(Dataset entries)
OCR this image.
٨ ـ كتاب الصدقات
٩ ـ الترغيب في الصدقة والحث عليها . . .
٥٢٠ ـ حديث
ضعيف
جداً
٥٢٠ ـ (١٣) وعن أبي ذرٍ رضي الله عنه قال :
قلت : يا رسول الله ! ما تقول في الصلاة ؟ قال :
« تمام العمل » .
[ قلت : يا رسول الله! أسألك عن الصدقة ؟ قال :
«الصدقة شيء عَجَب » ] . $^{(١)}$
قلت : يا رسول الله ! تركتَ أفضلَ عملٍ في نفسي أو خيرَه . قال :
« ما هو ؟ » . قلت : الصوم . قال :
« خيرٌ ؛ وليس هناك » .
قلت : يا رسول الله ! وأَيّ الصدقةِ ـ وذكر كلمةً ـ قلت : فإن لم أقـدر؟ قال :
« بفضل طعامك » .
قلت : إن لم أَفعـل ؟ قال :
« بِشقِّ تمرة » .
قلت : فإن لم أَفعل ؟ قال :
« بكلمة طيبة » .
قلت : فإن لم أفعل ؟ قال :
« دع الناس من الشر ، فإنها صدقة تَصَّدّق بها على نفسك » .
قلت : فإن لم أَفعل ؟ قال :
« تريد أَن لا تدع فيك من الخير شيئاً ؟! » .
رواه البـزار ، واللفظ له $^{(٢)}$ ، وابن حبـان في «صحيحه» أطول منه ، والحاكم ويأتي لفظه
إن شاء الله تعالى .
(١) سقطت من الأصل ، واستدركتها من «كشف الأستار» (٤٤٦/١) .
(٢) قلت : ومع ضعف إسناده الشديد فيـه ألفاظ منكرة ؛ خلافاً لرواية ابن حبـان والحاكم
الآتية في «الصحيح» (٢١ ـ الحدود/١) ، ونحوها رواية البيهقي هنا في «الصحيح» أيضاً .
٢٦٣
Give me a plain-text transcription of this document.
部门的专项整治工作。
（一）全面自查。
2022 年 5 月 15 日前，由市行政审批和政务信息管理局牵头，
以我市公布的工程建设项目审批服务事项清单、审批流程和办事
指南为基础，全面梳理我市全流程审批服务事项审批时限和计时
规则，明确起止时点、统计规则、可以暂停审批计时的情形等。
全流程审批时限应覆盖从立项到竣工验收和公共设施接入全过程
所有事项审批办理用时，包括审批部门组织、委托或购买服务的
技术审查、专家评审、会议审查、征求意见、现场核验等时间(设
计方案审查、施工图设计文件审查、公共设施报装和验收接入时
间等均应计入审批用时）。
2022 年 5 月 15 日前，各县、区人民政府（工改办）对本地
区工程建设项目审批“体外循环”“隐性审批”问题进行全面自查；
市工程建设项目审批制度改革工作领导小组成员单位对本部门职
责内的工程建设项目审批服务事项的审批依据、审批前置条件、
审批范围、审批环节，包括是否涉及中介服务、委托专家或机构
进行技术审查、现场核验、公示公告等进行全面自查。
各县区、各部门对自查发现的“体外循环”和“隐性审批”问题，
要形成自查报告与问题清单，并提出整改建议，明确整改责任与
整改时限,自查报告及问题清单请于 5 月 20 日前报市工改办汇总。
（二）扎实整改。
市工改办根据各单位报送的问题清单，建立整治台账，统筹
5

TASK DIRECTIONS:
Retype all the material above precisely, with no line left out.

EXERCISE OUTPUT:
OCR this image.
٨ ـ كتاب الصدقات
٩ ـ الترغيب في الصدقة والحث عليها . . .
٥٢٠ ـ حديث
ضعيف
جداً
٥٢٠ ـ (١٣) وعن أبي ذرٍ رضي الله عنه قال :
قلت : يا رسول الله ! ما تقول في الصلاة ؟ قال :
« تمام العمل » .
[ قلت : يا رسول الله! أسألك عن الصدقة ؟ قال :
«الصدقة شيء عَجَب » ] . $^{(١)}$
قلت : يا رسول الله ! تركتَ أفضلَ عملٍ في نفسي أو خيرَه . قال :
« ما هو ؟ » . قلت : الصوم . قال :
« خيرٌ ؛ وليس هناك » .
قلت : يا رسول الله ! وأَيّ الصدقةِ ـ وذكر كلمةً ـ قلت : فإن لم أقـدر؟ قال :
« بفضل طعامك » .
قلت : إن لم أَفعـل ؟ قال :
« بِشقِّ تمرة » .
قلت : فإن لم أَفعل ؟ قال :
« بكلمة طيبة » .
قلت : فإن لم أفعل ؟ قال :
« دع الناس من الشر ، فإنها صدقة تَصَّدّق بها على نفسك » .
قلت : فإن لم أَفعل ؟ قال :
« تريد أَن لا تدع فيك من الخير شيئاً ؟! » .
رواه البـزار ، واللفظ له $^{(٢)}$ ، وابن حبـان في «صحيحه» أطول منه ، والحاكم ويأتي لفظه
إن شاء الله تعالى .
(١) سقطت من الأصل ، واستدركتها من «كشف الأستار» (٤٤٦/١) .
(٢) قلت : ومع ضعف إسناده الشديد فيـه ألفاظ منكرة ؛ خلافاً لرواية ابن حبـان والحاكم
الآتية في «الصحيح» (٢١ ـ الحدود/١) ، ونحوها رواية البيهقي هنا في «الصحيح» أيضاً .
٢٦٣
Give me a plain-text transcription of this document.
部门的专项整治工作。
（一）全面自查。
2022 年 5 月 15 日前，由市行政审批和政务信息管理局牵头，
以我市公布的工程建设项目审批服务事项清单、审批流程和办事
指南为基础，全面梳理我市全流程审批服务事项审批时限和计时
规则，明确起止时点、统计规则、可以暂停审批计时的情形等。
全流程审批时限应覆盖从立项到竣工验收和公共设施接入全过程
所有事项审批办理用时，包括审批部门组织、委托或购买服务的
技术审查、专家评审、会议审查、征求意见、现场核验等时间(设
计方案审查、施工图设计文件审查、公共设施报装和验收接入时
间等均应计入审批用时）。
2022 年 5 月 15 日前，各县、区人民政府（工改办）对本地
区工程建设项目审批“体外循环”“隐性审批”问题进行全面自查；
市工程建设项目审批制度改革工作领导小组成员单位对本部门职
责内的工程建设项目审批服务事项的审批依据、审批前置条件、
审批范围、审批环节，包括是否涉及中介服务、委托专家或机构
进行技术审查、现场核验、公示公告等进行全面自查。
各县区、各部门对自查发现的“体外循环”和“隐性审批”问题，
要形成自查报告与问题清单，并提出整改建议，明确整改责任与
整改时限,自查报告及问题清单请于 5 月 20 日前报市工改办汇总。
（二）扎实整改。
市工改办根据各单位报送的问题清单，建立整治台账，统筹
5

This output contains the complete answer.